Dataset listings of figures
************
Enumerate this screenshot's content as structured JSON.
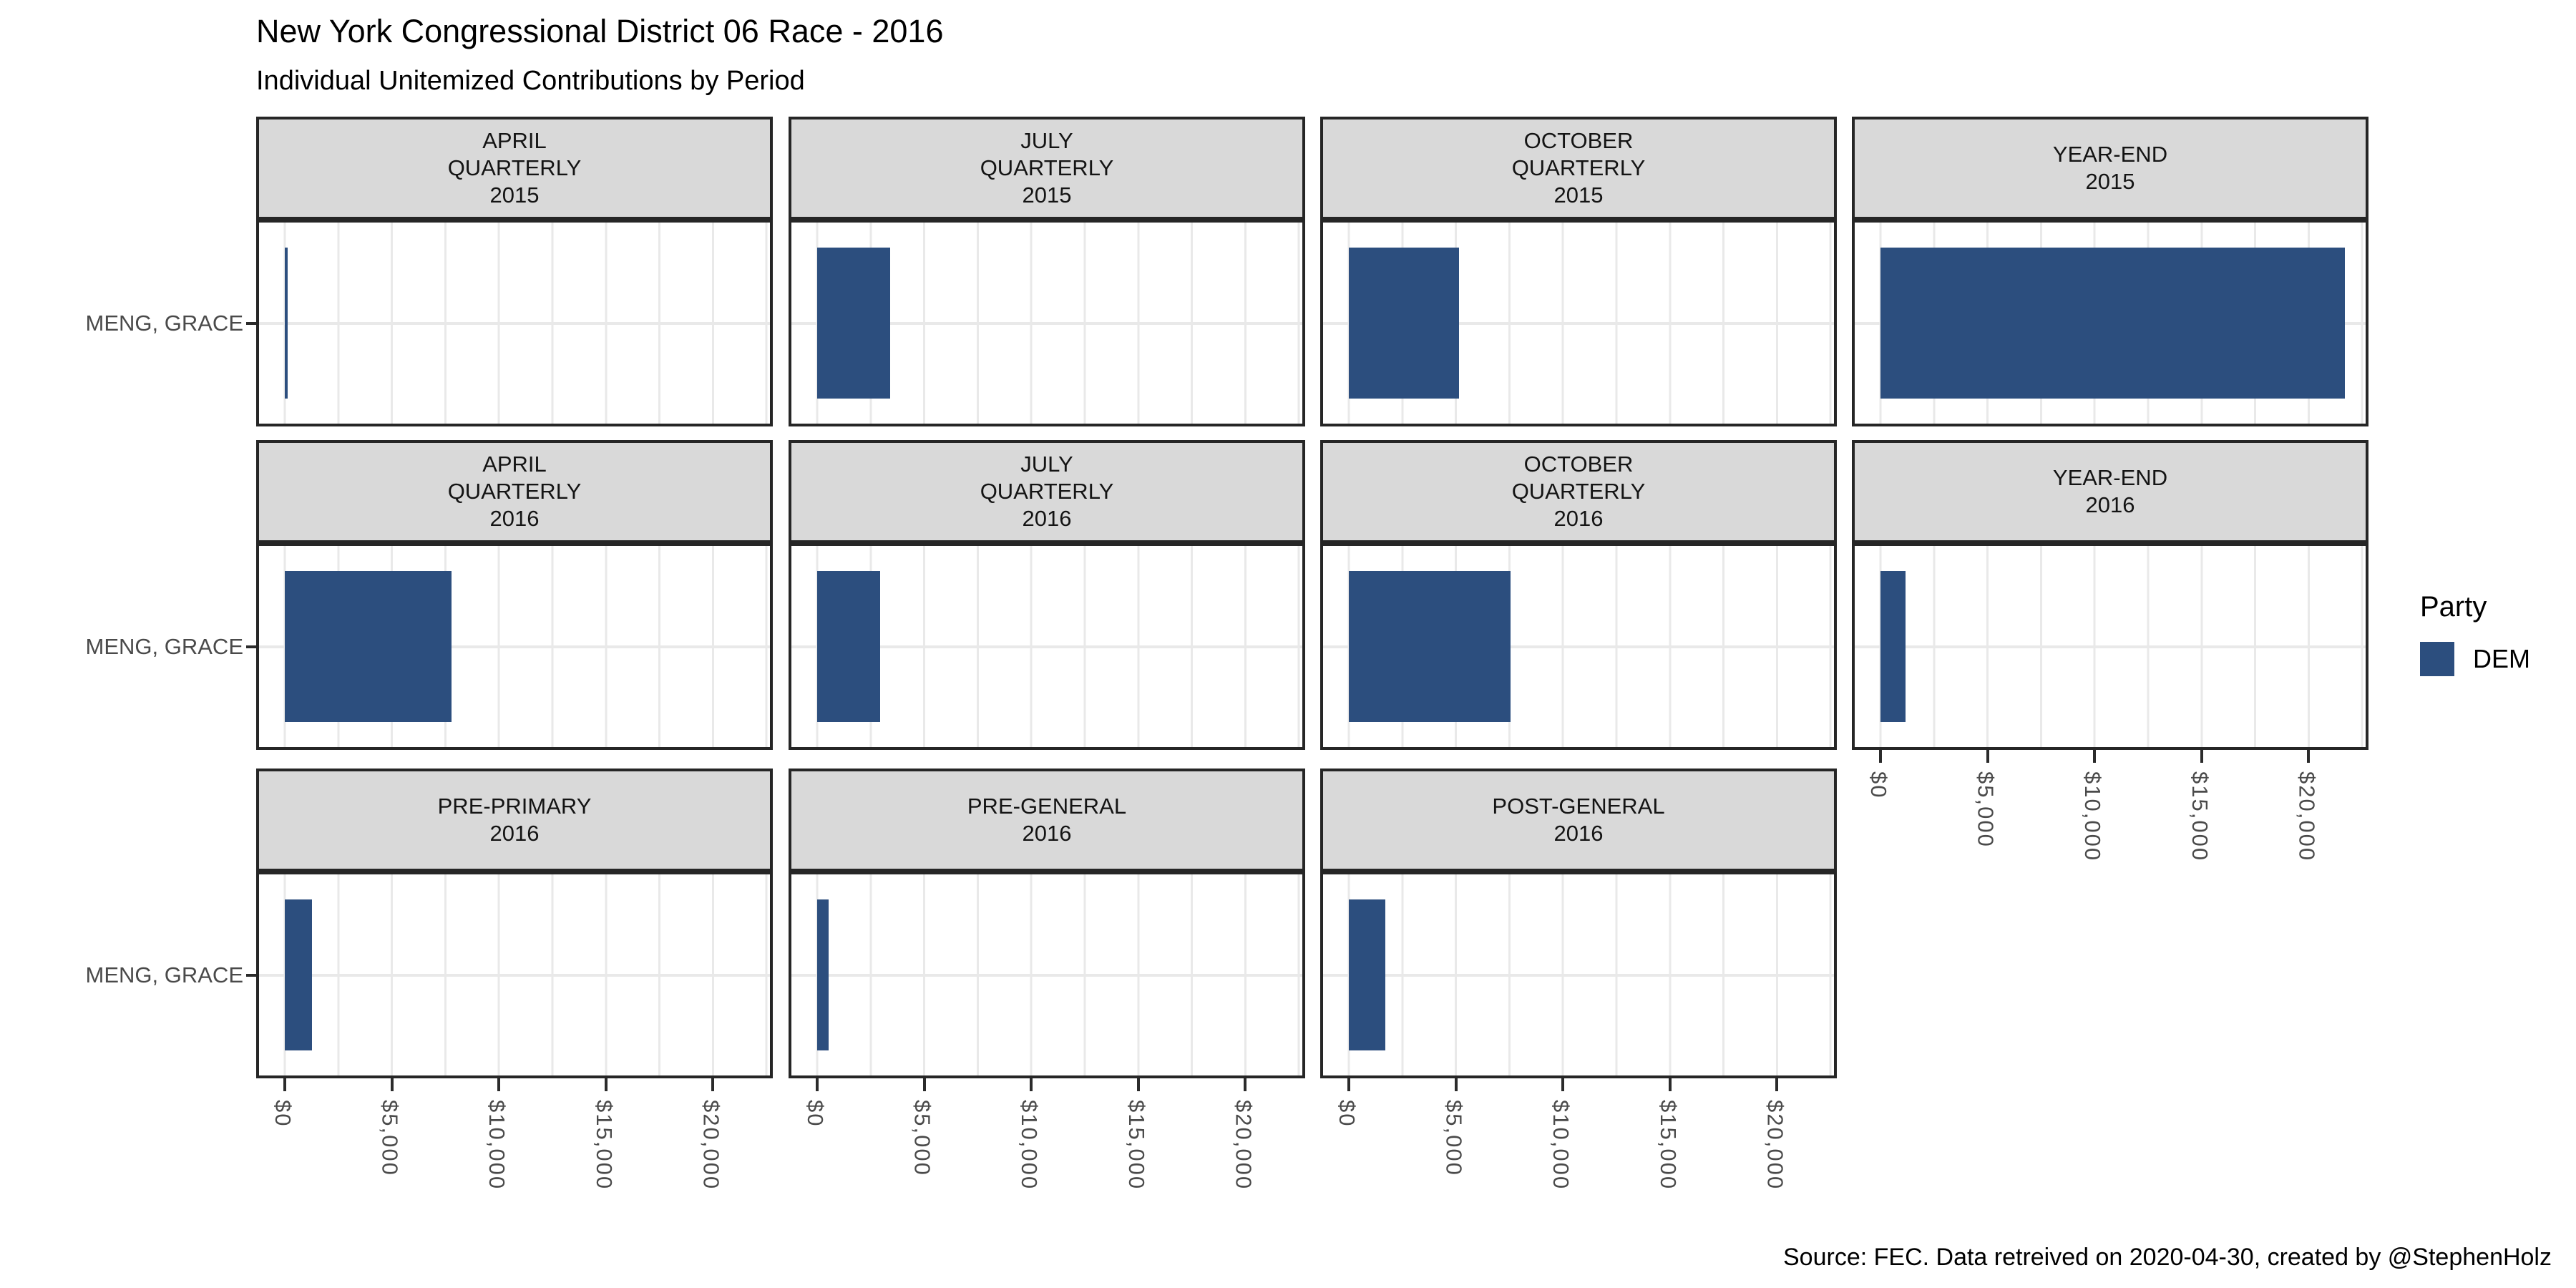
{
  "header": {
    "title": "New York Congressional District 06 Race - 2016",
    "subtitle": "Individual Unitemized Contributions by Period"
  },
  "footer": {
    "caption": "Source: FEC. Data retreived on 2020-04-30, created by @StephenHolz"
  },
  "y_axis": {
    "category_label": "MENG, GRACE"
  },
  "legend": {
    "title": "Party",
    "entries": [
      {
        "label": "DEM",
        "color": "#2C4E7E"
      }
    ]
  },
  "chart_data": {
    "type": "bar",
    "orientation": "horizontal",
    "title": "New York Congressional District 06 Race - 2016",
    "subtitle": "Individual Unitemized Contributions by Period",
    "caption": "Source: FEC. Data retreived on 2020-04-30, created by @StephenHolz",
    "category": "MENG, GRACE",
    "series_name": "DEM",
    "bar_color": "#2C4E7E",
    "xlim": [
      0,
      22500
    ],
    "x_ticks": [
      0,
      5000,
      10000,
      15000,
      20000
    ],
    "x_tick_labels": [
      "$0",
      "$5,000",
      "$10,000",
      "$15,000",
      "$20,000"
    ],
    "minor_gridline_step": 2500,
    "grid": "on",
    "legend_position": "right",
    "facets": [
      {
        "period": "APRIL\nQUARTERLY\n2015",
        "value": 130
      },
      {
        "period": "JULY\nQUARTERLY\n2015",
        "value": 3400
      },
      {
        "period": "OCTOBER\nQUARTERLY\n2015",
        "value": 5150
      },
      {
        "period": "YEAR-END\n2015",
        "value": 21700
      },
      {
        "period": "APRIL\nQUARTERLY\n2016",
        "value": 7800
      },
      {
        "period": "JULY\nQUARTERLY\n2016",
        "value": 2950
      },
      {
        "period": "OCTOBER\nQUARTERLY\n2016",
        "value": 7550
      },
      {
        "period": "YEAR-END\n2016",
        "value": 1175
      },
      {
        "period": "PRE-PRIMARY\n2016",
        "value": 1270
      },
      {
        "period": "PRE-GENERAL\n2016",
        "value": 530
      },
      {
        "period": "POST-GENERAL\n2016",
        "value": 1690
      }
    ]
  }
}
************
• **Exercise**: Quote every line of the records above exactly; no picture is to be copied.

• **Full solution**:
Enumerate this screenshot's content as structured JSON.
{
  "header": {
    "title": "New York Congressional District 06 Race - 2016",
    "subtitle": "Individual Unitemized Contributions by Period"
  },
  "footer": {
    "caption": "Source: FEC. Data retreived on 2020-04-30, created by @StephenHolz"
  },
  "y_axis": {
    "category_label": "MENG, GRACE"
  },
  "legend": {
    "title": "Party",
    "entries": [
      {
        "label": "DEM",
        "color": "#2C4E7E"
      }
    ]
  },
  "chart_data": {
    "type": "bar",
    "orientation": "horizontal",
    "title": "New York Congressional District 06 Race - 2016",
    "subtitle": "Individual Unitemized Contributions by Period",
    "caption": "Source: FEC. Data retreived on 2020-04-30, created by @StephenHolz",
    "category": "MENG, GRACE",
    "series_name": "DEM",
    "bar_color": "#2C4E7E",
    "xlim": [
      0,
      22500
    ],
    "x_ticks": [
      0,
      5000,
      10000,
      15000,
      20000
    ],
    "x_tick_labels": [
      "$0",
      "$5,000",
      "$10,000",
      "$15,000",
      "$20,000"
    ],
    "minor_gridline_step": 2500,
    "grid": "on",
    "legend_position": "right",
    "facets": [
      {
        "period": "APRIL\nQUARTERLY\n2015",
        "value": 130
      },
      {
        "period": "JULY\nQUARTERLY\n2015",
        "value": 3400
      },
      {
        "period": "OCTOBER\nQUARTERLY\n2015",
        "value": 5150
      },
      {
        "period": "YEAR-END\n2015",
        "value": 21700
      },
      {
        "period": "APRIL\nQUARTERLY\n2016",
        "value": 7800
      },
      {
        "period": "JULY\nQUARTERLY\n2016",
        "value": 2950
      },
      {
        "period": "OCTOBER\nQUARTERLY\n2016",
        "value": 7550
      },
      {
        "period": "YEAR-END\n2016",
        "value": 1175
      },
      {
        "period": "PRE-PRIMARY\n2016",
        "value": 1270
      },
      {
        "period": "PRE-GENERAL\n2016",
        "value": 530
      },
      {
        "period": "POST-GENERAL\n2016",
        "value": 1690
      }
    ]
  }
}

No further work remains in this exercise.